*What is needed*.
Omit the pictures, then reproduce every remaining record exactly.

─── Record extracts ───

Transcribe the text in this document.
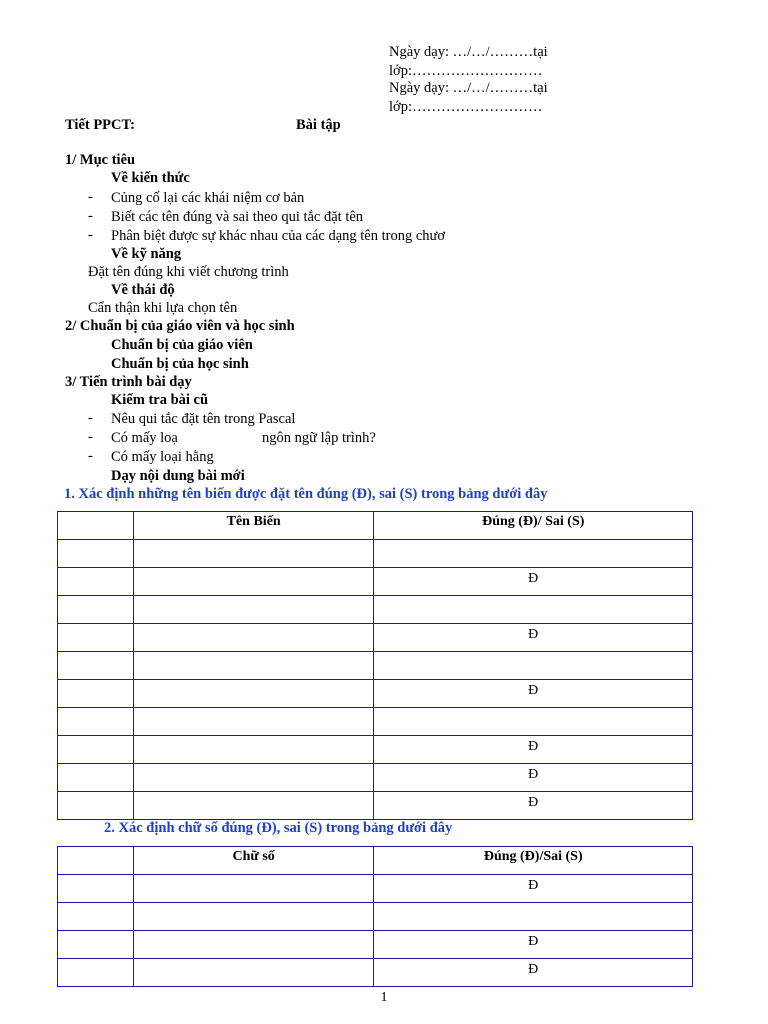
Ngày dạy: …/…/………tại
lớp:………………………
Ngày dạy: …/…/………tại
lớp:………………………
Tiết PPCT:	Bài tập
1/ Mục tiêu
Về kiến thức
- Củng cố lại các khái niệm cơ bản
- Biết các tên đúng và sai theo qui tắc đặt tên
- Phân biệt được sự khác nhau của các dạng tên trong chươ
Về kỹ năng
Đặt tên đúng khi viết chương trình
Về thái độ
Cẩn thận khi lựa chọn tên
2/ Chuẩn bị của giáo viên và học sinh
Chuẩn bị của giáo viên
Chuẩn bị của học sinh
3/ Tiến trình bài dạy
Kiểm tra bài cũ
- Nêu qui tắc đặt tên trong Pascal
- Có mấy loạ	ngôn ngữ lập trình?
- Có mấy loại hằng
Dạy nội dung bài mới
1. Xác định những tên biến được đặt tên đúng (Đ), sai (S) trong bảng dưới đây
	Tên Biến	Đúng (Đ)/ Sai (S)

		Đ

		Đ

		Đ

		Đ
		Đ
		Đ
2. Xác định chữ số đúng (Đ), sai (S) trong bảng dưới đây
	Chữ số	Đúng (Đ)/Sai (S)
		Đ

		Đ
		Đ
1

───

*Complete answer*.
Transcribe the text in this document.
Ngày dạy: …/…/………tại
lớp:………………………
Ngày dạy: …/…/………tại
lớp:………………………
Tiết PPCT:	Bài tập
1/ Mục tiêu
Về kiến thức
- Củng cố lại các khái niệm cơ bản
- Biết các tên đúng và sai theo qui tắc đặt tên
- Phân biệt được sự khác nhau của các dạng tên trong chươ
Về kỹ năng
Đặt tên đúng khi viết chương trình
Về thái độ
Cẩn thận khi lựa chọn tên
2/ Chuẩn bị của giáo viên và học sinh
Chuẩn bị của giáo viên
Chuẩn bị của học sinh
3/ Tiến trình bài dạy
Kiểm tra bài cũ
- Nêu qui tắc đặt tên trong Pascal
- Có mấy loạ	ngôn ngữ lập trình?
- Có mấy loại hằng
Dạy nội dung bài mới
1. Xác định những tên biến được đặt tên đúng (Đ), sai (S) trong bảng dưới đây
	Tên Biến	Đúng (Đ)/ Sai (S)

		Đ

		Đ

		Đ

		Đ
		Đ
		Đ
2. Xác định chữ số đúng (Đ), sai (S) trong bảng dưới đây
	Chữ số	Đúng (Đ)/Sai (S)
		Đ

		Đ
		Đ
1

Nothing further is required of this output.